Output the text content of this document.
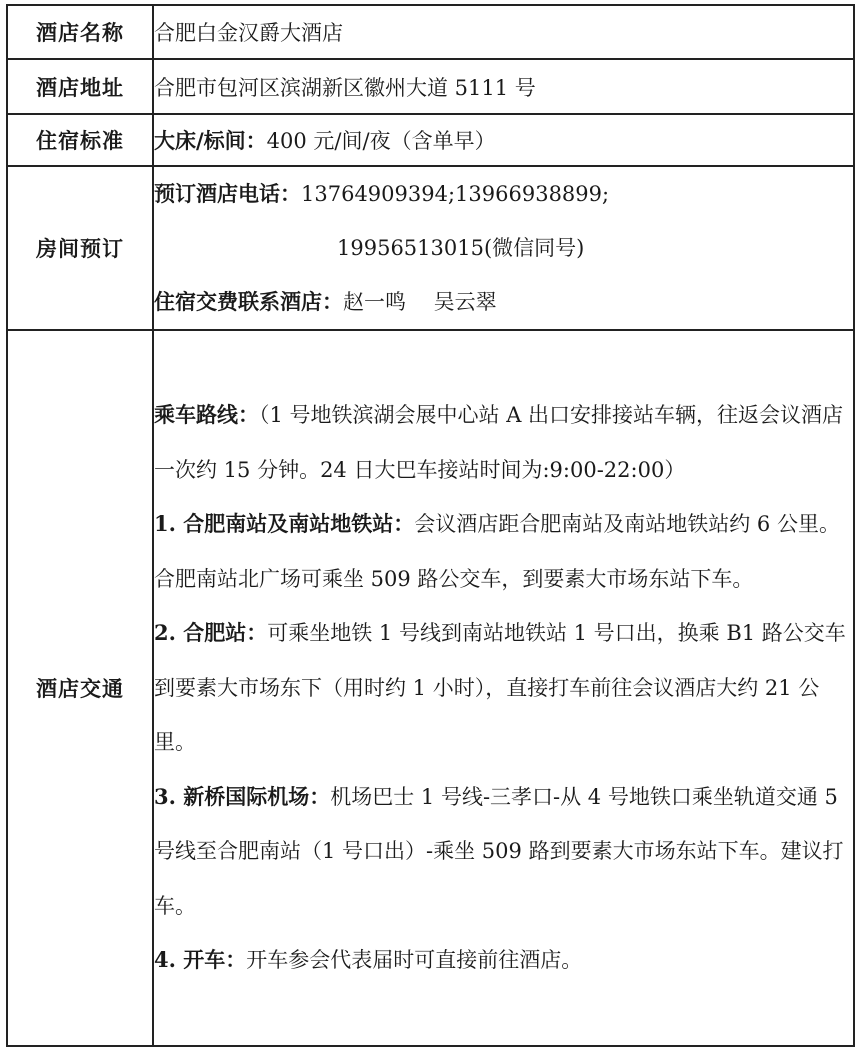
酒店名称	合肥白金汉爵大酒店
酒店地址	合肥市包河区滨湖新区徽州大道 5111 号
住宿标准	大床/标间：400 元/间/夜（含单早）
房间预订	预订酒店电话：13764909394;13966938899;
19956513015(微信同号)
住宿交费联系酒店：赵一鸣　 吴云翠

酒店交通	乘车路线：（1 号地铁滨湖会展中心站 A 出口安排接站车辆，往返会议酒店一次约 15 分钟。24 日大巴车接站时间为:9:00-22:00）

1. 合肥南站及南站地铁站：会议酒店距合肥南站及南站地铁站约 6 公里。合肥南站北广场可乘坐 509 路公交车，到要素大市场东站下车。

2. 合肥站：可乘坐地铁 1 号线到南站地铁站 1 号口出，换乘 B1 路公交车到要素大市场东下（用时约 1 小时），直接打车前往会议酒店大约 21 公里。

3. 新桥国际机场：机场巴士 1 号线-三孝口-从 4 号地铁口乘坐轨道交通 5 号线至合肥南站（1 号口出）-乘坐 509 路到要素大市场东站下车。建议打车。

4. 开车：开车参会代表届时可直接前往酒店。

▬▬▬▬▬▬▬▬▬▬

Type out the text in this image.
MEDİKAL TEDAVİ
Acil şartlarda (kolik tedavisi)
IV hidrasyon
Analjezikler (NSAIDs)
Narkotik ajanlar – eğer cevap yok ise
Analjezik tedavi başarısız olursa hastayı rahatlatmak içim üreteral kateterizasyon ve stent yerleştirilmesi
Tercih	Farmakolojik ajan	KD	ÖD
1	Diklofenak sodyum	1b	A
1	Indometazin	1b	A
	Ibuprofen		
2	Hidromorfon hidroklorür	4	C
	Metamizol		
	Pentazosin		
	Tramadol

▬▬▬▬▬▬▬▬▬▬

State how many lines of the data include the word "this", with nothing else.

**Written reply**
2